__Problem description__.
Copy each line that has the string "Маус" somewhere in it.

[Collected data]
==========
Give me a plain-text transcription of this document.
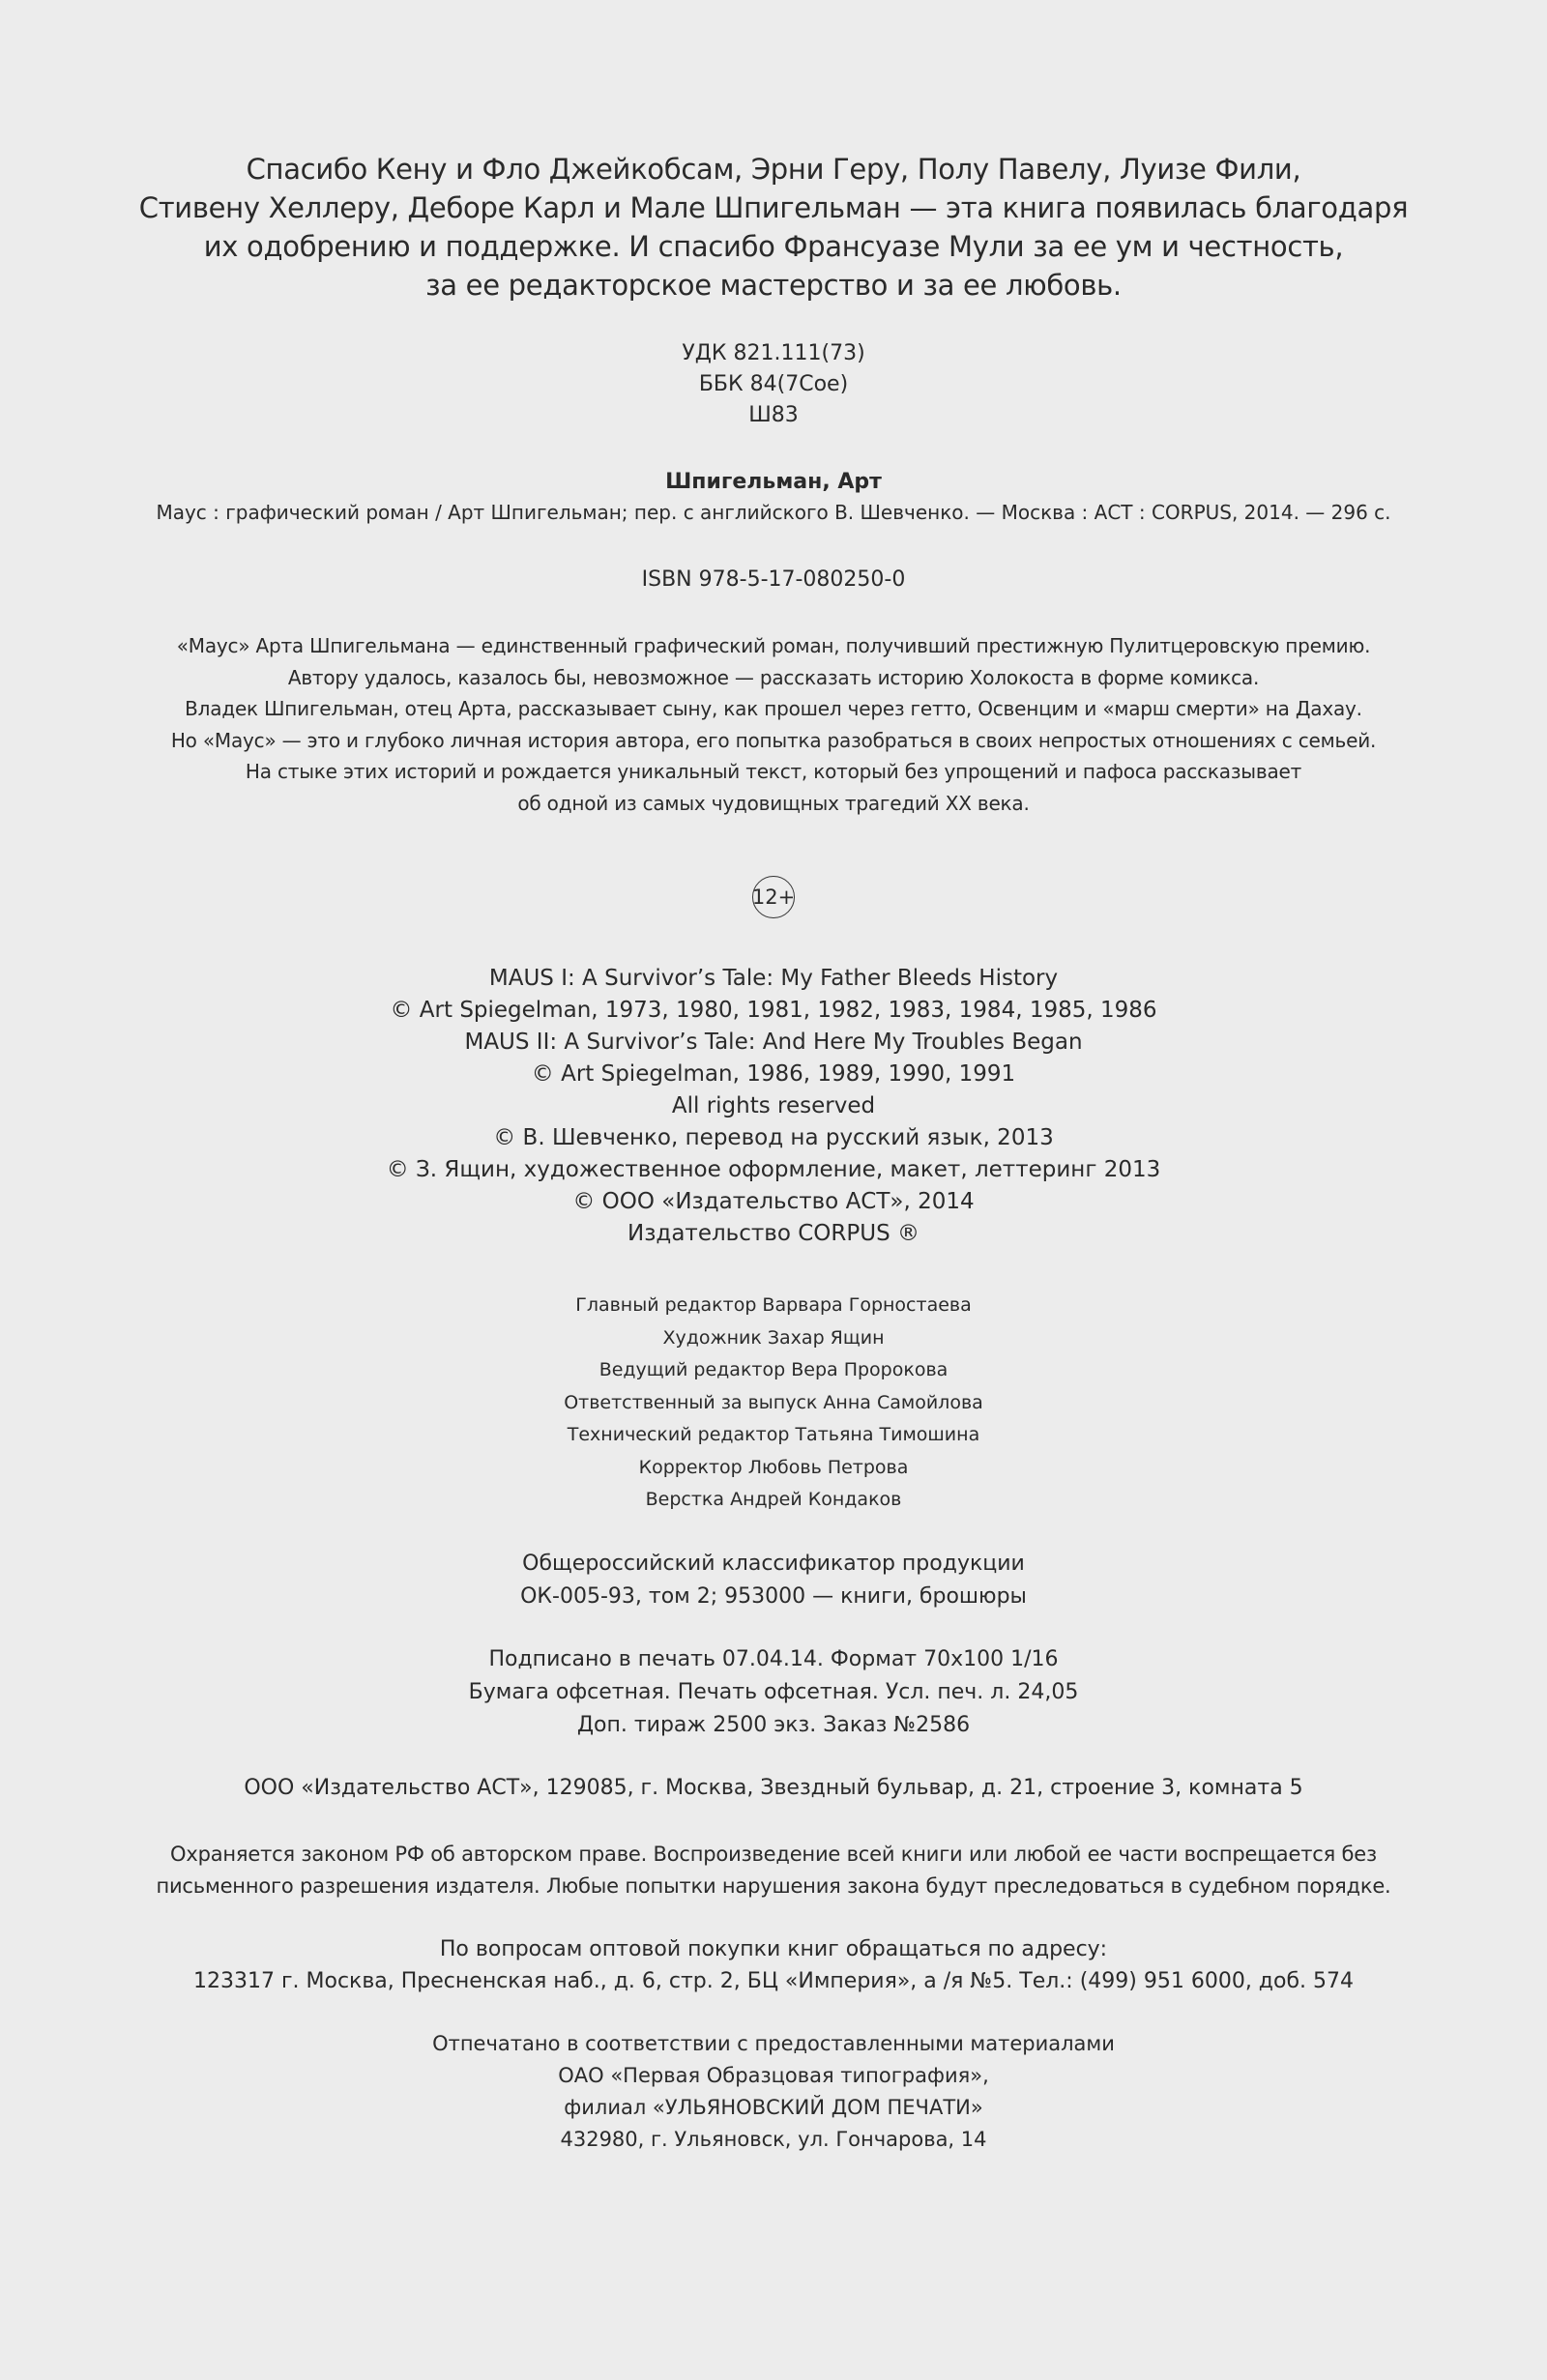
Спасибо Кену и Фло Джейкобсам, Эрни Геру, Полу Павелу, Луизе Фили,
Стивену Хеллеру, Деборе Карл и Мале Шпигельман — эта книга появилась благодаря
их одобрению и поддержке. И спасибо Франсуазе Мули за ее ум и честность,
за ее редакторское мастерство и за ее любовь.
УДК 821.111(73)
ББК 84(7Сое)
Ш83
Шпигельман, Арт
Маус : графический роман / Арт Шпигельман; пер. с английского В. Шевченко. — Москва : АСТ : CORPUS, 2014. — 296 с.
ISBN 978-5-17-080250-0
«Маус» Арта Шпигельмана — единственный графический роман, получивший престижную Пулитцеровскую премию.
Автору удалось, казалось бы, невозможное — рассказать историю Холокоста в форме комикса.
Владек Шпигельман, отец Арта, рассказывает сыну, как прошел через гетто, Освенцим и «марш смерти» на Дахау.
Но «Маус» — это и глубоко личная история автора, его попытка разобраться в своих непростых отношениях с семьей.
На стыке этих историй и рождается уникальный текст, который без упрощений и пафоса рассказывает
об одной из самых чудовищных трагедий XX века.
12+
MAUS I: A Survivor’s Tale: My Father Bleeds History
© Art Spiegelman, 1973, 1980, 1981, 1982, 1983, 1984, 1985, 1986
MAUS II: A Survivor’s Tale: And Here My Troubles Began
© Art Spiegelman, 1986, 1989, 1990, 1991
All rights reserved
© В. Шевченко, перевод на русский язык, 2013
© З. Ящин, художественное оформление, макет, леттеринг 2013
© ООО «Издательство АСТ», 2014
Издательство CORPUS ®
Главный редактор Варвара Горностаева
Художник Захар Ящин
Ведущий редактор Вера Пророкова
Ответственный за выпуск Анна Самойлова
Технический редактор Татьяна Тимошина
Корректор Любовь Петрова
Верстка Андрей Кондаков
Общероссийский классификатор продукции
ОК-005-93, том 2; 953000 — книги, брошюры
Подписано в печать 07.04.14. Формат 70x100 1/16
Бумага офсетная. Печать офсетная. Усл. печ. л. 24,05
Доп. тираж 2500 экз. Заказ №2586
ООО «Издательство АСТ», 129085, г. Москва, Звездный бульвар, д. 21, строение 3, комната 5
Охраняется законом РФ об авторском праве. Воспроизведение всей книги или любой ее части воспрещается без
письменного разрешения издателя. Любые попытки нарушения закона будут преследоваться в судебном порядке.
По вопросам оптовой покупки книг обращаться по адресу:
123317 г. Москва, Пресненская наб., д. 6, стр. 2, БЦ «Империя», а /я №5. Тел.: (499) 951 6000, доб. 574
Отпечатано в соответствии с предоставленными материалами
ОАО «Первая Образцовая типография»,
филиал «УЛЬЯНОВСКИЙ ДОМ ПЕЧАТИ»
432980, г. Ульяновск, ул. Гончарова, 14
==========
__Task output__.
Маус : графический роман / Арт Шпигельман; пер. с английского В. Шевченко. — Москва : АСТ : CORPUS, 2014. — 296 с.
«Маус» Арта Шпигельмана — единственный графический роман, получивший престижную Пулитцеровскую премию.
Но «Маус» — это и глубоко личная история автора, его попытка разобраться в своих непростых отношениях с семьей.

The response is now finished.